--- START ---
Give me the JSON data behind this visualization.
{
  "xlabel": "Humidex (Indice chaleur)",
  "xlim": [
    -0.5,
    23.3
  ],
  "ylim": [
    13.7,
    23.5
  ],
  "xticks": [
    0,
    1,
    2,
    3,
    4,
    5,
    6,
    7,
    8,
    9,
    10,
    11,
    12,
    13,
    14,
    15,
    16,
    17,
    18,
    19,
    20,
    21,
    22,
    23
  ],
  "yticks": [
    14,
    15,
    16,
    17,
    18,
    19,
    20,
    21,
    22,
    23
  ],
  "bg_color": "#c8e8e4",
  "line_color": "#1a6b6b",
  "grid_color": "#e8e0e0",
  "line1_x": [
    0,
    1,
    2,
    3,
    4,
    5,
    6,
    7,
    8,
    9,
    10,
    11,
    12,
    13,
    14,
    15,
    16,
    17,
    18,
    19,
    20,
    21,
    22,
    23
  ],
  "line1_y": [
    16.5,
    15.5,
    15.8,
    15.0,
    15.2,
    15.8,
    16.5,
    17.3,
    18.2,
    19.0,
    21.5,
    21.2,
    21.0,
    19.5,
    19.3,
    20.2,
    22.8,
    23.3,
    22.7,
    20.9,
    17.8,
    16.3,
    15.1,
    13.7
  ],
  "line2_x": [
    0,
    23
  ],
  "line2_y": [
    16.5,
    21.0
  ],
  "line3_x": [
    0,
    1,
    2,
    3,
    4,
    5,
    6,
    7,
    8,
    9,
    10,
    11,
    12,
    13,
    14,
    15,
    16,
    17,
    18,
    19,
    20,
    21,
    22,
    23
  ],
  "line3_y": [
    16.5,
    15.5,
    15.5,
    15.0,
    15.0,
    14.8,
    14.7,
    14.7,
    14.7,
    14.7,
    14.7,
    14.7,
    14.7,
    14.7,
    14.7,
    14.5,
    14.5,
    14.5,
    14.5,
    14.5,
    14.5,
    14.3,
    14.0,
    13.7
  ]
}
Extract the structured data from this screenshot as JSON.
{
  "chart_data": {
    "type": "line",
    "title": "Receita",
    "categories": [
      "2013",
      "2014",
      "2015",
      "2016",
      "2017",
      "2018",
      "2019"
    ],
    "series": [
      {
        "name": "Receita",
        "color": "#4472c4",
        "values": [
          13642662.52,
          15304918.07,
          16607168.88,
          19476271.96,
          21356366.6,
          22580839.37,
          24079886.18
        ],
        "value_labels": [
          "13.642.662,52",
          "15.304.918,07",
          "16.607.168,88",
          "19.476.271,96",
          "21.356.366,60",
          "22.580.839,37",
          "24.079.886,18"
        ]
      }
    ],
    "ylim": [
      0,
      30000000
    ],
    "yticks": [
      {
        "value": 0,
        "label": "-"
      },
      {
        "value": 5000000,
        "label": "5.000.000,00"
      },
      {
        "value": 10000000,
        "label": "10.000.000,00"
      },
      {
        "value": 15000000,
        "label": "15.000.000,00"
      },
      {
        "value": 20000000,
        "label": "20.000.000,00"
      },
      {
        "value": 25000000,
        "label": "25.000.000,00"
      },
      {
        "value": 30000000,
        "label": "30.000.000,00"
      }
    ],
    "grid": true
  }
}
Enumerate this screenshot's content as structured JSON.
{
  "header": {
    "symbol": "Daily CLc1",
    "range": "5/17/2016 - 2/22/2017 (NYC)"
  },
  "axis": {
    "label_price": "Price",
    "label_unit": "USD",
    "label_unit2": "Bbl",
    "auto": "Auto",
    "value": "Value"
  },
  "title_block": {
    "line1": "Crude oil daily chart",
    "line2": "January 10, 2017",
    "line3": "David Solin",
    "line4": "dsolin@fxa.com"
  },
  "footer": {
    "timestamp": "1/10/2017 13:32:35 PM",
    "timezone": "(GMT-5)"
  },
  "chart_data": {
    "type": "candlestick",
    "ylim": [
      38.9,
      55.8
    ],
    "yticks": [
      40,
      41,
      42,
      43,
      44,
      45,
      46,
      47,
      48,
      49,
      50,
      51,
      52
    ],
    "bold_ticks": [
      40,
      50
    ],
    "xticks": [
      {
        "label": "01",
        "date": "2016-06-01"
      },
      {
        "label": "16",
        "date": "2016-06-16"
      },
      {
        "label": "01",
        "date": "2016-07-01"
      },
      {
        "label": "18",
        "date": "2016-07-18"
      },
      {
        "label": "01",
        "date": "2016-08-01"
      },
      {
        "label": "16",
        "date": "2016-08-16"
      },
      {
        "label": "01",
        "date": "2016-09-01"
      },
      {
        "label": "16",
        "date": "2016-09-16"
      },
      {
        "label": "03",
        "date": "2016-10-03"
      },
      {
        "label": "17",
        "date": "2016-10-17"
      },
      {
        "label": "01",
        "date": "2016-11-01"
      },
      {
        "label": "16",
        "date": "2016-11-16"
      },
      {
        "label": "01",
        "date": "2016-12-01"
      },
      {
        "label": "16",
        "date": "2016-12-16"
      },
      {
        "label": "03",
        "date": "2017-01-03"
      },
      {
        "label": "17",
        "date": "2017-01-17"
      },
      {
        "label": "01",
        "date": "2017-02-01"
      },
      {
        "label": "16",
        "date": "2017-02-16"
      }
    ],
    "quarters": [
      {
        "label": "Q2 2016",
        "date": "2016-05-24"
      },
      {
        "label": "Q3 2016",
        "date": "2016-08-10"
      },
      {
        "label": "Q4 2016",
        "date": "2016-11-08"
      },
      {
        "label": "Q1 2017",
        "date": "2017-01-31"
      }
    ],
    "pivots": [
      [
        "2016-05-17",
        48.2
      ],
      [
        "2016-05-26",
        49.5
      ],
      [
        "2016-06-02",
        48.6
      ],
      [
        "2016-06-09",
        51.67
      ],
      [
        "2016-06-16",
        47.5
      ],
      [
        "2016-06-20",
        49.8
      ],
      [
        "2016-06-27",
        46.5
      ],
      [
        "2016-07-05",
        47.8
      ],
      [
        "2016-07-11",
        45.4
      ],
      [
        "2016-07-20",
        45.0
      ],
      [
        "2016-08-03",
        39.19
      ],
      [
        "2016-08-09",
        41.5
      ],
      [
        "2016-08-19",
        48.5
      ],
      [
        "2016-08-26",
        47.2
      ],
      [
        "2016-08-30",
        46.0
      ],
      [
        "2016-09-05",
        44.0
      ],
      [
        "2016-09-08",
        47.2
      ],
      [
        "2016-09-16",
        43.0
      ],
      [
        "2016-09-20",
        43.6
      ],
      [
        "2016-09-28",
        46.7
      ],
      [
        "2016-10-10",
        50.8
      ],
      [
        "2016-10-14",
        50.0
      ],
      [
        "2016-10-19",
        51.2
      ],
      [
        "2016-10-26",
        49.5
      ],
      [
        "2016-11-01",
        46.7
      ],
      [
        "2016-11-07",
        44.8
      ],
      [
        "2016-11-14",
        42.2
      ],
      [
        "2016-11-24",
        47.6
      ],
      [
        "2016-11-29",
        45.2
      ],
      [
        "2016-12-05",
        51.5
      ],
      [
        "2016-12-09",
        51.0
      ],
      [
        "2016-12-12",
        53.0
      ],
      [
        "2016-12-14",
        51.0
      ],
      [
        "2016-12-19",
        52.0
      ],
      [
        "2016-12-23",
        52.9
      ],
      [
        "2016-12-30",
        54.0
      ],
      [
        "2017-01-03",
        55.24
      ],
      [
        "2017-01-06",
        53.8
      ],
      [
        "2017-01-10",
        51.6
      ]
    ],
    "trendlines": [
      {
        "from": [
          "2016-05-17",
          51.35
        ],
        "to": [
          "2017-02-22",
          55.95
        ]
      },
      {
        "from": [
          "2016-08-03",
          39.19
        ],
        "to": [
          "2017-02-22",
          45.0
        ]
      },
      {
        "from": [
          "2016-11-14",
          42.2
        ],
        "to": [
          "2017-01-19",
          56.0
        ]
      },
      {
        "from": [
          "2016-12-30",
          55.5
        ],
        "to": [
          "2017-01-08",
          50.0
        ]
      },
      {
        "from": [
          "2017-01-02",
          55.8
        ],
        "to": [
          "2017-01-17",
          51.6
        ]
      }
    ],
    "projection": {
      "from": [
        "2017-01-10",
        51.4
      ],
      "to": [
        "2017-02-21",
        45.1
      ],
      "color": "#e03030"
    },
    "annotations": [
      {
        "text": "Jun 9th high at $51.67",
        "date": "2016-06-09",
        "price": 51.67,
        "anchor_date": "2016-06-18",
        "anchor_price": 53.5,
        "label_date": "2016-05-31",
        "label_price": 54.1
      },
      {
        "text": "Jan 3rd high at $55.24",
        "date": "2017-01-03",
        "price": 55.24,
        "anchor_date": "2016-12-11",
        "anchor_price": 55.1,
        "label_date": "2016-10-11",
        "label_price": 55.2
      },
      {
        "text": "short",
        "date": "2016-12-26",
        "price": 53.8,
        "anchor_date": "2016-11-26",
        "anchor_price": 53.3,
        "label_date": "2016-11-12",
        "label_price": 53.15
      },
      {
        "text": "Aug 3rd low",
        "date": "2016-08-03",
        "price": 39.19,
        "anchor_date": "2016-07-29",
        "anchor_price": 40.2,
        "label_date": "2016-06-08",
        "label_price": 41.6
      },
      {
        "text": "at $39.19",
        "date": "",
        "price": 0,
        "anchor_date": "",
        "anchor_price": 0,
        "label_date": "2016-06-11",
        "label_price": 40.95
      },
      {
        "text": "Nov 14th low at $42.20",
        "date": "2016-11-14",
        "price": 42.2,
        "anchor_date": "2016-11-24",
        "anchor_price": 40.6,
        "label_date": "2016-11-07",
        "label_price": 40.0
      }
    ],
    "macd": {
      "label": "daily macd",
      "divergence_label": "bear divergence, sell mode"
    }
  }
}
--- END ---
### Stated task
List the lines that contain the word "screenshot".

### Exercise result
Extract the structured data from this screenshot as JSON.
Enumerate this screenshot's content as structured JSON.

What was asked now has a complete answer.